##### Rows

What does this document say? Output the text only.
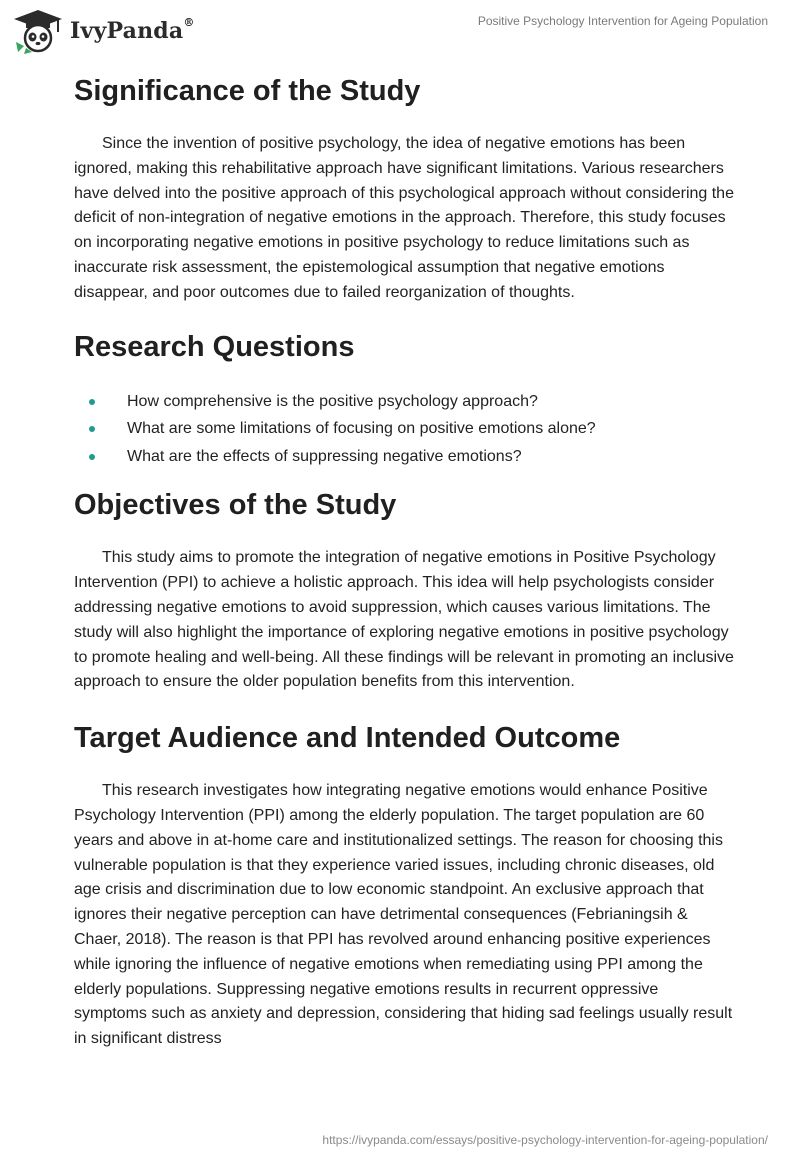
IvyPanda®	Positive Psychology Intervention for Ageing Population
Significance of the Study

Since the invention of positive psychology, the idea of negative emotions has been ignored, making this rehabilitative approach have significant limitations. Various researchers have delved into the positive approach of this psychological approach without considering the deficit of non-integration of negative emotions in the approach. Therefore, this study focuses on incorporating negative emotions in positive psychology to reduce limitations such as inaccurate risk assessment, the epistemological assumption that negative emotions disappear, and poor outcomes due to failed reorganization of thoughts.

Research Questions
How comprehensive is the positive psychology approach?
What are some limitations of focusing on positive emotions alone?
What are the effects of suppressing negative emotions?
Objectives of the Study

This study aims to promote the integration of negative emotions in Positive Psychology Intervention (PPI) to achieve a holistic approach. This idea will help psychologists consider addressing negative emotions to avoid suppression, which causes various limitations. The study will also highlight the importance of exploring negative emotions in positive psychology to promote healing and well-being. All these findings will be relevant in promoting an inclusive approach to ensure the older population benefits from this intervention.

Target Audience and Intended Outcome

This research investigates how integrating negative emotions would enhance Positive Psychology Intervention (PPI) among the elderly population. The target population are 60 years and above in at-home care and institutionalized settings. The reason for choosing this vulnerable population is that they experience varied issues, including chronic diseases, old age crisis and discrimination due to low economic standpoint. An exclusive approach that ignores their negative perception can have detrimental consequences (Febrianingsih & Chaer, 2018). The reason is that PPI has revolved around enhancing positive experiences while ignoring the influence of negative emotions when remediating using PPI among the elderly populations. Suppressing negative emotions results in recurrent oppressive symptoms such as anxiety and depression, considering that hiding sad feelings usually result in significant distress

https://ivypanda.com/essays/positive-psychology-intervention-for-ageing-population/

##########

→ Short task:
The pictures should not appear in the copy; every other part of the records above must be returned exactly.

→ Output below:
What does this document say? Output the text only.
IvyPanda®	Positive Psychology Intervention for Ageing Population
Significance of the Study

Since the invention of positive psychology, the idea of negative emotions has been ignored, making this rehabilitative approach have significant limitations. Various researchers have delved into the positive approach of this psychological approach without considering the deficit of non-integration of negative emotions in the approach. Therefore, this study focuses on incorporating negative emotions in positive psychology to reduce limitations such as inaccurate risk assessment, the epistemological assumption that negative emotions disappear, and poor outcomes due to failed reorganization of thoughts.

Research Questions
How comprehensive is the positive psychology approach?
What are some limitations of focusing on positive emotions alone?
What are the effects of suppressing negative emotions?
Objectives of the Study

This study aims to promote the integration of negative emotions in Positive Psychology Intervention (PPI) to achieve a holistic approach. This idea will help psychologists consider addressing negative emotions to avoid suppression, which causes various limitations. The study will also highlight the importance of exploring negative emotions in positive psychology to promote healing and well-being. All these findings will be relevant in promoting an inclusive approach to ensure the older population benefits from this intervention.

Target Audience and Intended Outcome

This research investigates how integrating negative emotions would enhance Positive Psychology Intervention (PPI) among the elderly population. The target population are 60 years and above in at-home care and institutionalized settings. The reason for choosing this vulnerable population is that they experience varied issues, including chronic diseases, old age crisis and discrimination due to low economic standpoint. An exclusive approach that ignores their negative perception can have detrimental consequences (Febrianingsih & Chaer, 2018). The reason is that PPI has revolved around enhancing positive experiences while ignoring the influence of negative emotions when remediating using PPI among the elderly populations. Suppressing negative emotions results in recurrent oppressive symptoms such as anxiety and depression, considering that hiding sad feelings usually result in significant distress

https://ivypanda.com/essays/positive-psychology-intervention-for-ageing-population/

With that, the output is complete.